## THE DATA
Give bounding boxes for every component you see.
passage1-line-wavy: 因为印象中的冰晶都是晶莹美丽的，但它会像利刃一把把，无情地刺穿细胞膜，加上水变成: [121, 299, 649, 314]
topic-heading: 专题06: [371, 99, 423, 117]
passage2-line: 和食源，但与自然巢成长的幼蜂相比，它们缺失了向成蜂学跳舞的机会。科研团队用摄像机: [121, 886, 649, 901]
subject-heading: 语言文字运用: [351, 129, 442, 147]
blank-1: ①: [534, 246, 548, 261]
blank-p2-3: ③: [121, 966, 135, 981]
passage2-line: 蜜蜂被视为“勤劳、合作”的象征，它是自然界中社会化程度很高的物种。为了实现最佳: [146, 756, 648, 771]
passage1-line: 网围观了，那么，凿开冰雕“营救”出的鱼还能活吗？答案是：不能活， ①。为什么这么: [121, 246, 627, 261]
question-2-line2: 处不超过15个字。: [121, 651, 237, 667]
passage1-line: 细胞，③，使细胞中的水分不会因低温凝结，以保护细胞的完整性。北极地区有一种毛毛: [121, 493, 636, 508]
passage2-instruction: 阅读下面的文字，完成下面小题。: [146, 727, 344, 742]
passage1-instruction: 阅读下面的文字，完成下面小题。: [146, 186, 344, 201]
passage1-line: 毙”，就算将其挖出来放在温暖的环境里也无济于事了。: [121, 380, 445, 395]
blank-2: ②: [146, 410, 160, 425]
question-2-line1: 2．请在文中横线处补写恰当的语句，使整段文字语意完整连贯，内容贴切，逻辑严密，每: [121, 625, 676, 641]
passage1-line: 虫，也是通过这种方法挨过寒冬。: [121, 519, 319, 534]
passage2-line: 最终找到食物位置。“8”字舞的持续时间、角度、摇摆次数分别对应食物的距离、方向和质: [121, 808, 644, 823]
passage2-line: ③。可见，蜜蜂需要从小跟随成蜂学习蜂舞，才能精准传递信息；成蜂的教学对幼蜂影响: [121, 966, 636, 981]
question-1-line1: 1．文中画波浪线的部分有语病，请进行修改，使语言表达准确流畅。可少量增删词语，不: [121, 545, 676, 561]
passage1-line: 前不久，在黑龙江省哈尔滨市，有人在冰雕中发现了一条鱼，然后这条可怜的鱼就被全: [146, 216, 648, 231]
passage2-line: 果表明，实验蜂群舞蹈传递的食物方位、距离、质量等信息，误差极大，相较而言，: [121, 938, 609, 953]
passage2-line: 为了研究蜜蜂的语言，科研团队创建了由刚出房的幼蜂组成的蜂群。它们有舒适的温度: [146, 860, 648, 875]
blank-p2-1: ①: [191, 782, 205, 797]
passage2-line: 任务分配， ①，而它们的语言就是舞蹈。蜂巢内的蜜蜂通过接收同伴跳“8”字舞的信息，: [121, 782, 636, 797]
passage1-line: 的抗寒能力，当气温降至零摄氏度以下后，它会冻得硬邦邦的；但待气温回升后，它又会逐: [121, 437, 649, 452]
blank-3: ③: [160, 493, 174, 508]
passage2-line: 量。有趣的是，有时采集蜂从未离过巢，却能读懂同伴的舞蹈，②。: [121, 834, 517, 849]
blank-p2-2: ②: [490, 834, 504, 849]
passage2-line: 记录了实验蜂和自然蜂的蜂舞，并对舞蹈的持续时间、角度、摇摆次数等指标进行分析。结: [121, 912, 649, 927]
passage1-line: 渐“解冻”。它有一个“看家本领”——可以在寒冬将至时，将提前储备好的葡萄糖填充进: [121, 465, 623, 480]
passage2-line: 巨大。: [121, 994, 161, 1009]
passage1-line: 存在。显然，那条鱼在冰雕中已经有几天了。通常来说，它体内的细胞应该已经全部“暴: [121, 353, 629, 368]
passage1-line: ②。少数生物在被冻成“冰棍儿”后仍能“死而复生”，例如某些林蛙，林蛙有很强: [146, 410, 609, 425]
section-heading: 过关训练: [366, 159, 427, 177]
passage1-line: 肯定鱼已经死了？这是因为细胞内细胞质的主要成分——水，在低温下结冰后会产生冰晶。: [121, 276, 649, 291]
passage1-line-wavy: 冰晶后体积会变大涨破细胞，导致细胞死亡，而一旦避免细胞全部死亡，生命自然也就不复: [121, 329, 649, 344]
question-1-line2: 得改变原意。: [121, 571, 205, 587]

## EXERCISE DETAILS
Please output every line of the records above again, character for character and in the same order.

## EXPECTED ANSWER
Give bounding boxes for every component you see.
passage1-line-wavy: 因为印象中的冰晶都是晶莹美丽的，但它会像利刃一把把，无情地刺穿细胞膜，加上水变成: [121, 299, 649, 314]
topic-heading: 专题06: [371, 99, 423, 117]
passage2-line: 和食源，但与自然巢成长的幼蜂相比，它们缺失了向成蜂学跳舞的机会。科研团队用摄像机: [121, 886, 649, 901]
subject-heading: 语言文字运用: [351, 129, 442, 147]
blank-1: ①: [534, 246, 548, 261]
blank-p2-3: ③: [121, 966, 135, 981]
passage2-line: 蜜蜂被视为“勤劳、合作”的象征，它是自然界中社会化程度很高的物种。为了实现最佳: [146, 756, 648, 771]
passage1-line: 网围观了，那么，凿开冰雕“营救”出的鱼还能活吗？答案是：不能活， ①。为什么这么: [121, 246, 627, 261]
question-2-line2: 处不超过15个字。: [121, 651, 237, 667]
passage1-line: 细胞，③，使细胞中的水分不会因低温凝结，以保护细胞的完整性。北极地区有一种毛毛: [121, 493, 636, 508]
passage2-instruction: 阅读下面的文字，完成下面小题。: [146, 727, 344, 742]
passage1-instruction: 阅读下面的文字，完成下面小题。: [146, 186, 344, 201]
passage1-line: 毙”，就算将其挖出来放在温暖的环境里也无济于事了。: [121, 380, 445, 395]
blank-2: ②: [146, 410, 160, 425]
question-2-line1: 2．请在文中横线处补写恰当的语句，使整段文字语意完整连贯，内容贴切，逻辑严密，每: [121, 625, 676, 641]
passage1-line: 虫，也是通过这种方法挨过寒冬。: [121, 519, 319, 534]
passage2-line: 最终找到食物位置。“8”字舞的持续时间、角度、摇摆次数分别对应食物的距离、方向和质: [121, 808, 644, 823]
passage2-line: ③。可见，蜜蜂需要从小跟随成蜂学习蜂舞，才能精准传递信息；成蜂的教学对幼蜂影响: [121, 966, 636, 981]
question-1-line1: 1．文中画波浪线的部分有语病，请进行修改，使语言表达准确流畅。可少量增删词语，不: [121, 545, 676, 561]
passage1-line: 前不久，在黑龙江省哈尔滨市，有人在冰雕中发现了一条鱼，然后这条可怜的鱼就被全: [146, 216, 648, 231]
passage2-line: 果表明，实验蜂群舞蹈传递的食物方位、距离、质量等信息，误差极大，相较而言，: [121, 938, 609, 953]
passage2-line: 为了研究蜜蜂的语言，科研团队创建了由刚出房的幼蜂组成的蜂群。它们有舒适的温度: [146, 860, 648, 875]
blank-p2-1: ①: [191, 782, 205, 797]
passage2-line: 任务分配， ①，而它们的语言就是舞蹈。蜂巢内的蜜蜂通过接收同伴跳“8”字舞的信息，: [121, 782, 636, 797]
passage1-line: 的抗寒能力，当气温降至零摄氏度以下后，它会冻得硬邦邦的；但待气温回升后，它又会逐: [121, 437, 649, 452]
blank-3: ③: [160, 493, 174, 508]
passage2-line: 量。有趣的是，有时采集蜂从未离过巢，却能读懂同伴的舞蹈，②。: [121, 834, 517, 849]
blank-p2-2: ②: [490, 834, 504, 849]
passage2-line: 记录了实验蜂和自然蜂的蜂舞，并对舞蹈的持续时间、角度、摇摆次数等指标进行分析。结: [121, 912, 649, 927]
passage1-line: 渐“解冻”。它有一个“看家本领”——可以在寒冬将至时，将提前储备好的葡萄糖填充进: [121, 465, 623, 480]
passage2-line: 巨大。: [121, 994, 161, 1009]
passage1-line: 存在。显然，那条鱼在冰雕中已经有几天了。通常来说，它体内的细胞应该已经全部“暴: [121, 353, 629, 368]
passage1-line: ②。少数生物在被冻成“冰棍儿”后仍能“死而复生”，例如某些林蛙，林蛙有很强: [146, 410, 609, 425]
section-heading: 过关训练: [366, 159, 427, 177]
passage1-line: 肯定鱼已经死了？这是因为细胞内细胞质的主要成分——水，在低温下结冰后会产生冰晶。: [121, 276, 649, 291]
passage1-line-wavy: 冰晶后体积会变大涨破细胞，导致细胞死亡，而一旦避免细胞全部死亡，生命自然也就不复: [121, 329, 649, 344]
question-1-line2: 得改变原意。: [121, 571, 205, 587]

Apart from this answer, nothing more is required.